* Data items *

******************************

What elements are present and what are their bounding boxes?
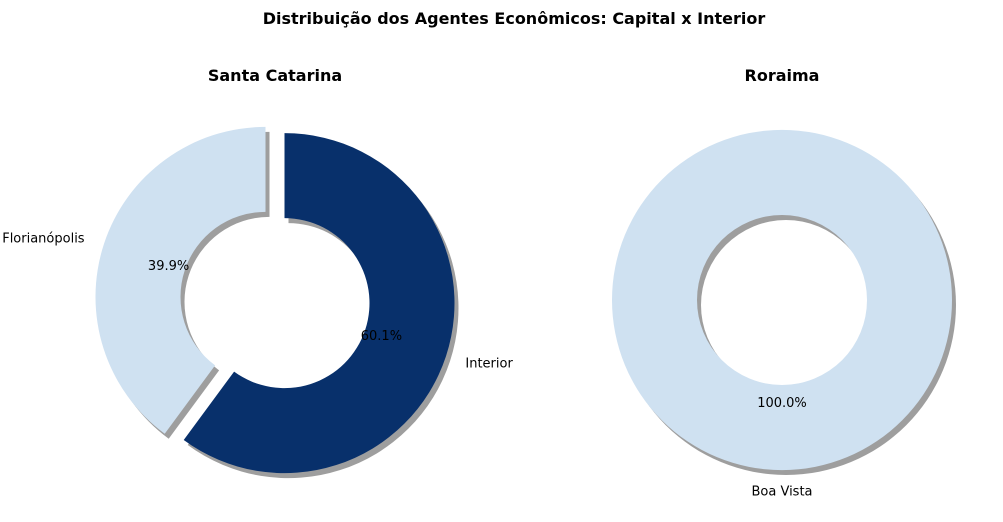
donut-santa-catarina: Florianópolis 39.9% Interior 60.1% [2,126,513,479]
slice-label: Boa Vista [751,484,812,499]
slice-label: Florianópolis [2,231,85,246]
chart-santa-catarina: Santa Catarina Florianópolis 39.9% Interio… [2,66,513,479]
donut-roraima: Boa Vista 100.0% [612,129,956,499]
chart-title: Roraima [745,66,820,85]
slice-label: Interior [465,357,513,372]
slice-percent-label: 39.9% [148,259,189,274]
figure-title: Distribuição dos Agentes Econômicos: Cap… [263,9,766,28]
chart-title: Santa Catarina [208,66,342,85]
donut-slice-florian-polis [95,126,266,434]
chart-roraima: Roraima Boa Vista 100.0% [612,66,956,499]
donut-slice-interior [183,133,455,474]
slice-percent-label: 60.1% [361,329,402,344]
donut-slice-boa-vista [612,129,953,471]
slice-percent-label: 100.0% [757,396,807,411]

******************************

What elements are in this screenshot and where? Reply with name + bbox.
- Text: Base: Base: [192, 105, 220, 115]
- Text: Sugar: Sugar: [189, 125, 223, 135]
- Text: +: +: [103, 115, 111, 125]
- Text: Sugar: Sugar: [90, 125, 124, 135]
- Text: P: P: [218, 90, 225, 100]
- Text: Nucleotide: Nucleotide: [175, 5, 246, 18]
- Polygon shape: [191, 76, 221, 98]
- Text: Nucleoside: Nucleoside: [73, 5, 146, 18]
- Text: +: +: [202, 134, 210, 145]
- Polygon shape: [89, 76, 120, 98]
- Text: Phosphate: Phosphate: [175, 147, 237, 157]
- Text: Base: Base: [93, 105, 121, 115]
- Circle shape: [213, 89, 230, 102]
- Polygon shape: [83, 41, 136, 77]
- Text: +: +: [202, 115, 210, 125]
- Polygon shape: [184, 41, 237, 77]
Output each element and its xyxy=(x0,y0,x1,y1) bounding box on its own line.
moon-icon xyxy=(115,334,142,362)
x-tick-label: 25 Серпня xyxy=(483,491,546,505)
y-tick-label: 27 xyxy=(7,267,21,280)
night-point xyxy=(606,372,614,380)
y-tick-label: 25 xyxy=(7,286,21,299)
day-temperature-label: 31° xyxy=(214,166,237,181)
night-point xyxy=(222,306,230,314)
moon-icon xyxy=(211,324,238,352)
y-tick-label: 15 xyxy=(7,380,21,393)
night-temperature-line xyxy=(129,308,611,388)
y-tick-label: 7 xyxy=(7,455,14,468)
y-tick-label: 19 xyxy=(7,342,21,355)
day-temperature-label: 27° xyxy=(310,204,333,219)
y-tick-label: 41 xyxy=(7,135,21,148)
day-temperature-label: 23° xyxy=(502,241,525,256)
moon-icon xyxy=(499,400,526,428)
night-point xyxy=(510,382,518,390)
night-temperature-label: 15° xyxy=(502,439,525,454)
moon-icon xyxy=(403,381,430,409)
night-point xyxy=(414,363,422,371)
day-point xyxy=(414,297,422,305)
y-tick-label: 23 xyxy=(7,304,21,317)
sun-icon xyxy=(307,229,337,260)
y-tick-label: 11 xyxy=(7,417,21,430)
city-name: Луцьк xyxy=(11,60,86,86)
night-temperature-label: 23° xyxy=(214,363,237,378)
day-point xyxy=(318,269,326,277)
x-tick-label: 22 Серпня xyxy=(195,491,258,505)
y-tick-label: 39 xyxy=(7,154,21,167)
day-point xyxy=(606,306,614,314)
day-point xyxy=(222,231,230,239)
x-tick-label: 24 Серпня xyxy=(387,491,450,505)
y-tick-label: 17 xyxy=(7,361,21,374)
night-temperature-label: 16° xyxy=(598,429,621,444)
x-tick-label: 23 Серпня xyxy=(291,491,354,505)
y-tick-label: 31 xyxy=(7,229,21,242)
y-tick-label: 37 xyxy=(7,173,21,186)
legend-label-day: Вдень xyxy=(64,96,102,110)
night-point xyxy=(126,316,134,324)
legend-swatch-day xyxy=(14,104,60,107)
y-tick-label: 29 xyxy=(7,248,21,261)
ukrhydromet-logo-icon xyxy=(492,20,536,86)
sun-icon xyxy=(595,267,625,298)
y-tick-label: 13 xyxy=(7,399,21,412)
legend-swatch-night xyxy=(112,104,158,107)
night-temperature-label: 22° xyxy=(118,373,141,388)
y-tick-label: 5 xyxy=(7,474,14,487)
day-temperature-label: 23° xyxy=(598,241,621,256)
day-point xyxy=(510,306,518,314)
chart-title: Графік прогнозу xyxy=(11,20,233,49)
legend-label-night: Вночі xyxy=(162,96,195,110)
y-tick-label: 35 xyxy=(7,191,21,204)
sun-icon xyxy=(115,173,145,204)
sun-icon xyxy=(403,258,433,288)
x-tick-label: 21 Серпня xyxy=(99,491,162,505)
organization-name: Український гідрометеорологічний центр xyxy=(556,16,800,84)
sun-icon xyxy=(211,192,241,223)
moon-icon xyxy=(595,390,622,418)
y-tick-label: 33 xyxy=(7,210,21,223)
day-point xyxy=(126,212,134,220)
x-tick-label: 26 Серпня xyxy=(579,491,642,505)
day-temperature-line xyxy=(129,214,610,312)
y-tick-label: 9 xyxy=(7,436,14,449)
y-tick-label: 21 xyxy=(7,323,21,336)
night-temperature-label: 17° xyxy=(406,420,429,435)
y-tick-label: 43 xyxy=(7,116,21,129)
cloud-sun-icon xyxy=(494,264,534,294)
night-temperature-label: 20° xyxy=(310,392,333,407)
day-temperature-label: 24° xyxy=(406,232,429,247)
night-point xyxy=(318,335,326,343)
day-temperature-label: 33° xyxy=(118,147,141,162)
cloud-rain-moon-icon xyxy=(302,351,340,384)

******************************

* Challenge *
Recast the stretch from the line containing "What elements are in" through the line containing "- Text: Base: Base: [93, 105, 121, 115]" as a Markdown table with the columns Row and Line. Number each line in Row and skip any blank lines.

* Worked answer *
| Row | Line |
|---|---|
| 1 | What elements are in this screenshot and where? Reply with name + bbox. |
| 2 | - Text: Base: Base: [192, 105, 220, 115] |
| 3 | - Text: Sugar: Sugar: [189, 125, 223, 135] |
| 4 | - Text: +: +: [103, 115, 111, 125] |
| 5 | - Text: Sugar: Sugar: [90, 125, 124, 135] |
| 6 | - Text: P: P: [218, 90, 225, 100] |
| 7 | - Text: Nucleotide: Nucleotide: [175, 5, 246, 18] |
| 8 | - Polygon shape: [191, 76, 221, 98] |
| 9 | - Text: Nucleoside: Nucleoside: [73, 5, 146, 18] |
| 10 | - Text: +: +: [202, 134, 210, 145] |
| 11 | - Polygon shape: [89, 76, 120, 98] |
| 12 | - Text: Phosphate: Phosphate: [175, 147, 237, 157] |
| 13 | - Text: Base: Base: [93, 105, 121, 115] |